* _DIRECTIONS FOR THIS TASK_: Wherever the word "type" appears in a line, extract that line.

[Stored entries]
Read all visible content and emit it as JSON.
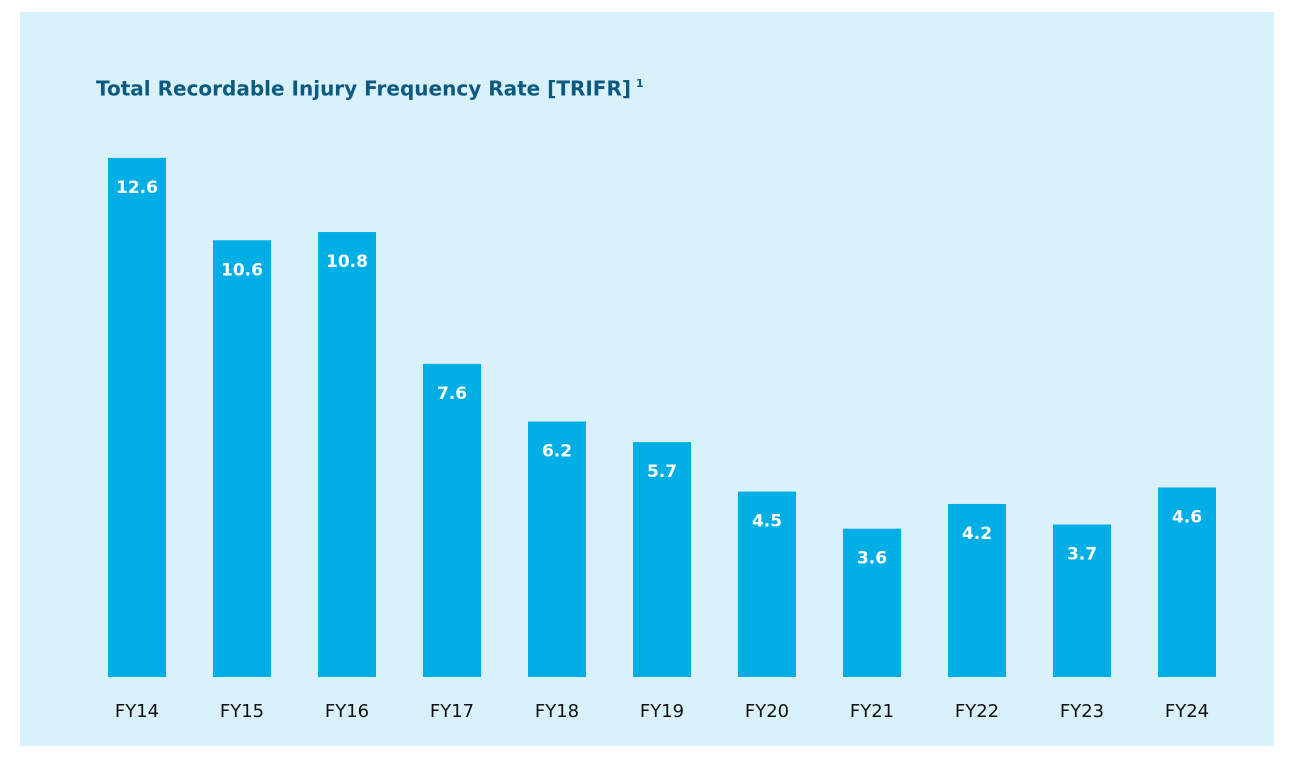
{
  "chart_data": {
    "type": "bar",
    "title": "Total Recordable Injury Frequency Rate [TRIFR]",
    "title_superscript": "1",
    "categories": [
      "FY14",
      "FY15",
      "FY16",
      "FY17",
      "FY18",
      "FY19",
      "FY20",
      "FY21",
      "FY22",
      "FY23",
      "FY24"
    ],
    "values": [
      12.6,
      10.6,
      10.8,
      7.6,
      6.2,
      5.7,
      4.5,
      3.6,
      4.2,
      3.7,
      4.6
    ],
    "color": "#00aee6",
    "ylim": [
      0,
      13
    ],
    "grid": false
  }
}
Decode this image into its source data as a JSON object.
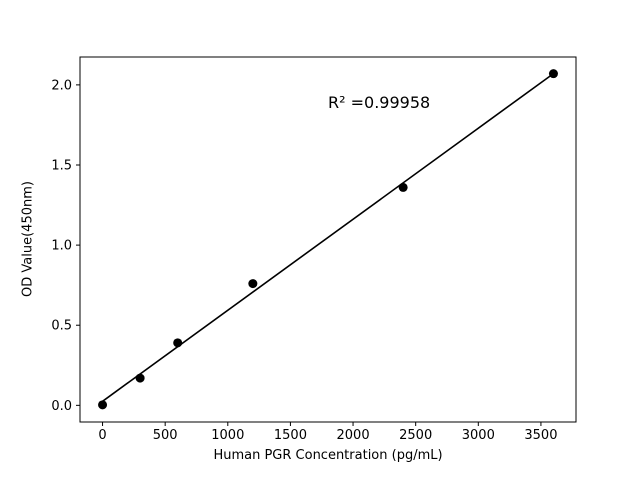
{
  "chart_data": {
    "type": "scatter",
    "title": "",
    "xlabel": "Human PGR Concentration (pg/mL)",
    "ylabel": "OD Value(450nm)",
    "x": [
      0,
      300,
      600,
      1200,
      2400,
      3600
    ],
    "y": [
      0.003,
      0.17,
      0.39,
      0.76,
      1.36,
      2.07
    ],
    "fit_line": {
      "type": "linear_regression",
      "r_squared": 0.99958
    },
    "annotation": {
      "text": "R² =0.99958",
      "x": 1800,
      "y": 1.95
    },
    "xlim": [
      -180,
      3780
    ],
    "ylim": [
      -0.104,
      2.174
    ],
    "xticks": {
      "values": [
        0,
        500,
        1000,
        1500,
        2000,
        2500,
        3000,
        3500
      ],
      "labels": [
        "0",
        "500",
        "1000",
        "1500",
        "2000",
        "2500",
        "3000",
        "3500"
      ]
    },
    "yticks": {
      "values": [
        0.0,
        0.5,
        1.0,
        1.5,
        2.0
      ],
      "labels": [
        "0.0",
        "0.5",
        "1.0",
        "1.5",
        "2.0"
      ]
    },
    "grid": false,
    "legend": "none",
    "colors": {
      "marker": "#000000",
      "line": "#000000",
      "axes": "#000000",
      "background": "#ffffff"
    }
  }
}
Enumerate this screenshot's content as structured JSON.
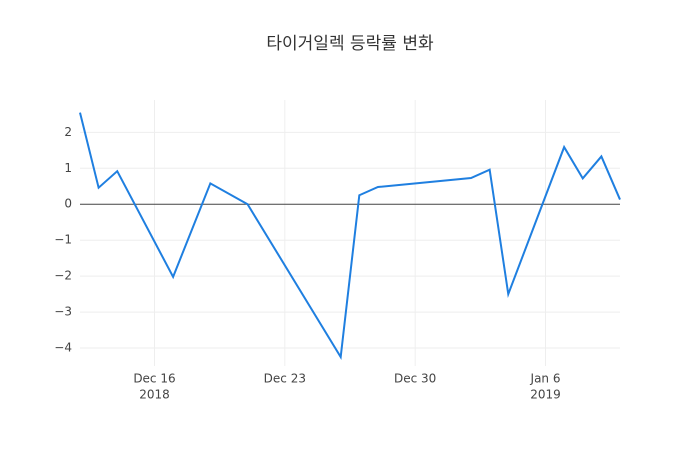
{
  "chart_data": {
    "type": "line",
    "title": "타이거일렉 등락률 변화",
    "x": [
      "2018-12-12",
      "2018-12-13",
      "2018-12-14",
      "2018-12-17",
      "2018-12-19",
      "2018-12-21",
      "2018-12-26",
      "2018-12-27",
      "2018-12-28",
      "2019-01-02",
      "2019-01-03",
      "2019-01-04",
      "2019-01-07",
      "2019-01-08",
      "2019-01-09",
      "2019-01-10"
    ],
    "series": [
      {
        "color": "#1f7fe0",
        "values": [
          2.55,
          0.46,
          0.92,
          -2.02,
          0.58,
          0.0,
          -4.25,
          0.25,
          0.48,
          0.73,
          0.96,
          -2.5,
          1.59,
          0.72,
          1.33,
          0.13
        ]
      }
    ],
    "xlim": [
      "2018-12-12",
      "2019-01-10"
    ],
    "xticks": [
      {
        "value": "2018-12-16",
        "label": "Dec 16",
        "year": "2018"
      },
      {
        "value": "2018-12-23",
        "label": "Dec 23"
      },
      {
        "value": "2018-12-30",
        "label": "Dec 30"
      },
      {
        "value": "2019-01-06",
        "label": "Jan 6",
        "year": "2019"
      }
    ],
    "ylim": [
      -4.5,
      2.9
    ],
    "yticks": [
      {
        "value": -4,
        "label": "−4"
      },
      {
        "value": -3,
        "label": "−3"
      },
      {
        "value": -2,
        "label": "−2"
      },
      {
        "value": -1,
        "label": "−1"
      },
      0,
      1,
      2
    ],
    "grid": true,
    "zeroline": true
  }
}
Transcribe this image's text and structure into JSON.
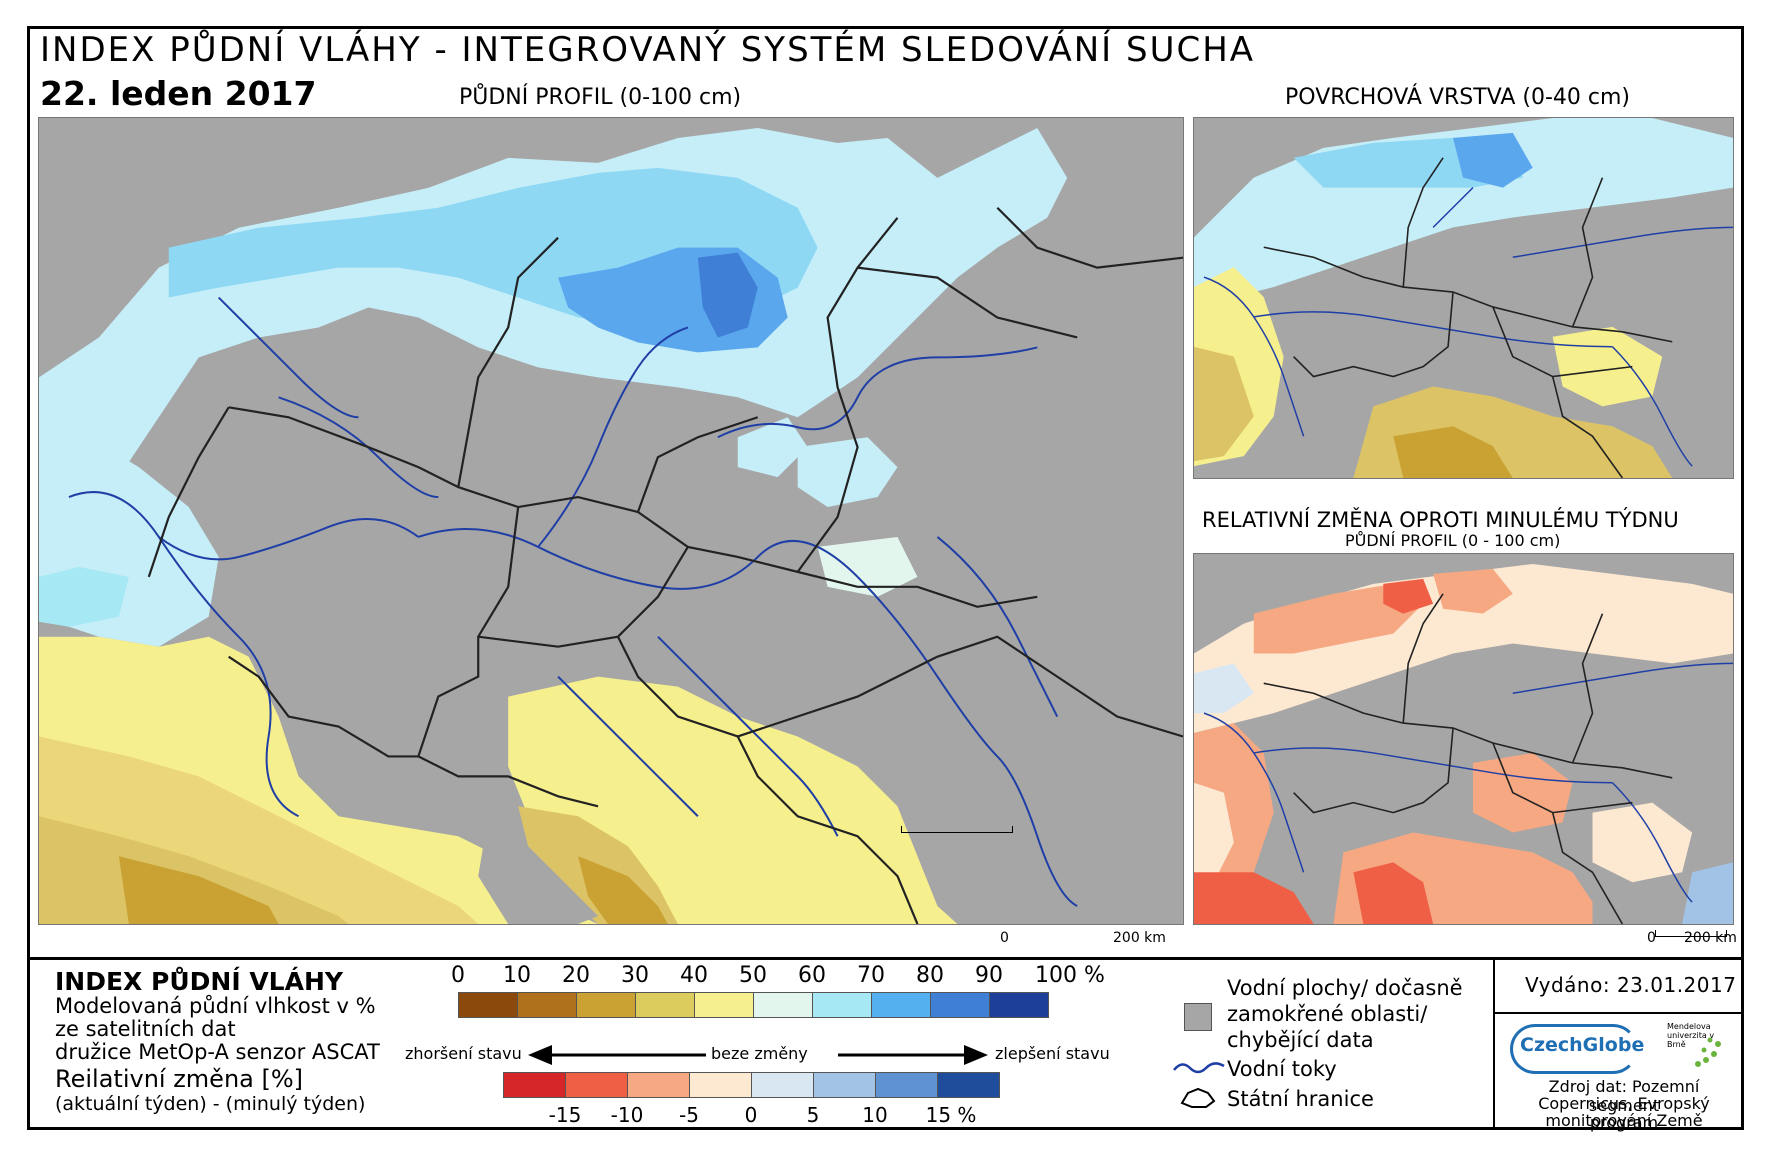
{
  "header": {
    "title": "INDEX PŮDNÍ VLÁHY - INTEGROVANÝ SYSTÉM SLEDOVÁNÍ SUCHA",
    "date": "22. leden 2017"
  },
  "maps": {
    "main_caption": "PŮDNÍ PROFIL (0-100 cm)",
    "surface_caption": "POVRCHOVÁ VRSTVA (0-40 cm)",
    "change_caption": "RELATIVNÍ ZMĚNA OPROTI MINULÉMU TÝDNU",
    "change_subcaption": "PŮDNÍ PROFIL (0 - 100 cm)",
    "scale_zero": "0",
    "scale_label": "200 km"
  },
  "legend": {
    "index_title": "INDEX PŮDNÍ VLÁHY",
    "index_desc_1": "Modelovaná půdní vlhkost v %",
    "index_desc_2": "ze satelitních dat",
    "index_desc_3": "družice MetOp-A senzor ASCAT",
    "change_title": "Reilativní změna [%]",
    "change_desc": "(aktuální týden) - (minulý týden)",
    "index_ticks": [
      "0",
      "10",
      "20",
      "30",
      "40",
      "50",
      "60",
      "70",
      "80",
      "90",
      "100 %"
    ],
    "index_colors": [
      "#8b4a0c",
      "#b0711c",
      "#c9a233",
      "#dccc5e",
      "#f6ef8e",
      "#e2f6ee",
      "#a6e8f3",
      "#55b0f0",
      "#3f7fd6",
      "#1e3f99"
    ],
    "worse_label": "zhoršení stavu",
    "same_label": "beze změny",
    "better_label": "zlepšení stavu",
    "change_ticks": [
      "-15",
      "-10",
      "-5",
      "0",
      "5",
      "10",
      "15 %"
    ],
    "change_colors": [
      "#d7262a",
      "#ef5f45",
      "#f6a882",
      "#fde9d2",
      "#d9e7f3",
      "#a3c3e6",
      "#5f92d1",
      "#1f4d9c"
    ],
    "water_label_1": "Vodní plochy/ dočasně",
    "water_label_2": "zamokřené oblasti/",
    "water_label_3": "chybějící data",
    "rivers_label": "Vodní toky",
    "borders_label": "Státní hranice"
  },
  "info": {
    "issued": "Vydáno: 23.01.2017",
    "logo_czechglobe": "CzechGlobe",
    "logo_mendel": "Mendelova univerzita v Brně",
    "source_1": "Zdroj dat: Pozemní segment",
    "source_2": "Copernicus, Evropský program",
    "source_3": "monitorování Země"
  },
  "colors": {
    "gray": "#a6a6a6",
    "river": "#1f3fa6",
    "border": "#222222"
  }
}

* _COMPLETED TASK_:
    "type": "bar",
    "type": "scatter",
      "type": "linear_regression",
    "type": "line",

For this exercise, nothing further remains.